___ Given data
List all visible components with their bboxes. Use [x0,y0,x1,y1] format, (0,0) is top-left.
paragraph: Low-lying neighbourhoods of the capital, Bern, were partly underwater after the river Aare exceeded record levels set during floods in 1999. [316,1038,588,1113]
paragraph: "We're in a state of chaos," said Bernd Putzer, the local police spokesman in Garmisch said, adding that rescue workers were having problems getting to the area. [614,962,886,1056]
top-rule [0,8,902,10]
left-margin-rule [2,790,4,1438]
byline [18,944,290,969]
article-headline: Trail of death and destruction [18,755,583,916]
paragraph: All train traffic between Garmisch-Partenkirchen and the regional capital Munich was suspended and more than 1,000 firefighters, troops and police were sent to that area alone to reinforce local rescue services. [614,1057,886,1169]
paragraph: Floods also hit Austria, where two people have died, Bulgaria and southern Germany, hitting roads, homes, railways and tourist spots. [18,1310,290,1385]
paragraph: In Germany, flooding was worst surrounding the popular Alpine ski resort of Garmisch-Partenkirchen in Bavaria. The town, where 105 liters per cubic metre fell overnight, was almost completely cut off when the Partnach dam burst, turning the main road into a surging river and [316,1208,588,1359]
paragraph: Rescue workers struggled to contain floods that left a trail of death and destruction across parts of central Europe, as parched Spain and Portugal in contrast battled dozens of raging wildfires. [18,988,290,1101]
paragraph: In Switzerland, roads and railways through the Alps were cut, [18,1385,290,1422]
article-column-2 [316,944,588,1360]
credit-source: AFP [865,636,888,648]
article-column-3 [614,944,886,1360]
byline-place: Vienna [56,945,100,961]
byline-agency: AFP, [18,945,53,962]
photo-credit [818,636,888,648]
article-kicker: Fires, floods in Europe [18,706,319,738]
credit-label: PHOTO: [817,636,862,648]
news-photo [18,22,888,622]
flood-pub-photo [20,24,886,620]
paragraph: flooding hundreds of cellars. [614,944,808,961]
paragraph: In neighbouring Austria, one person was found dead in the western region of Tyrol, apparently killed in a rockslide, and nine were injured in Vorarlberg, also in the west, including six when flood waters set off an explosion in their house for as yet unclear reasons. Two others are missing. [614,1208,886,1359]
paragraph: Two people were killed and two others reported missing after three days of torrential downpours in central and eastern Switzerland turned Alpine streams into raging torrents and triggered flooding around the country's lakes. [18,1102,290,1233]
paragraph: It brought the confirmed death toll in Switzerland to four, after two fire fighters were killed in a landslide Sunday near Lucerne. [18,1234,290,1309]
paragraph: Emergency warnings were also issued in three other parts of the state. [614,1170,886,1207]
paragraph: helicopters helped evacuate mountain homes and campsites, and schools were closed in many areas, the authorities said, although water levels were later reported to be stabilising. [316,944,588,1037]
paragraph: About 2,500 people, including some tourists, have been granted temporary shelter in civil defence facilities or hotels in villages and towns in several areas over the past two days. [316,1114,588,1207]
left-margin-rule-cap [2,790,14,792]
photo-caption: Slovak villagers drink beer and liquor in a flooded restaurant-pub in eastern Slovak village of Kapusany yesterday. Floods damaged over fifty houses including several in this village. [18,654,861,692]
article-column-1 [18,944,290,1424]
______
Requirement. Rewrite the records from the first line through the line containing "paragraph: Floods also", both ends included, replacing "firefighters" with "fire crews" and leaving everything else unchanged.

Problem solution.
List all visible components with their bboxes. Use [x0,y0,x1,y1] format, (0,0) is top-left.
paragraph: Low-lying neighbourhoods of the capital, Bern, were partly underwater after the river Aare exceeded record levels set during floods in 1999. [316,1038,588,1113]
paragraph: "We're in a state of chaos," said Bernd Putzer, the local police spokesman in Garmisch said, adding that rescue workers were having problems getting to the area. [614,962,886,1056]
top-rule [0,8,902,10]
left-margin-rule [2,790,4,1438]
byline [18,944,290,969]
article-headline: Trail of death and destruction [18,755,583,916]
paragraph: All train traffic between Garmisch-Partenkirchen and the regional capital Munich was suspended and more than 1,000 fire crews, troops and police were sent to that area alone to reinforce local rescue services. [614,1057,886,1169]
paragraph: Floods also hit Austria, where two people have died, Bulgaria and southern Germany, hitting roads, homes, railways and tourist spots. [18,1310,290,1385]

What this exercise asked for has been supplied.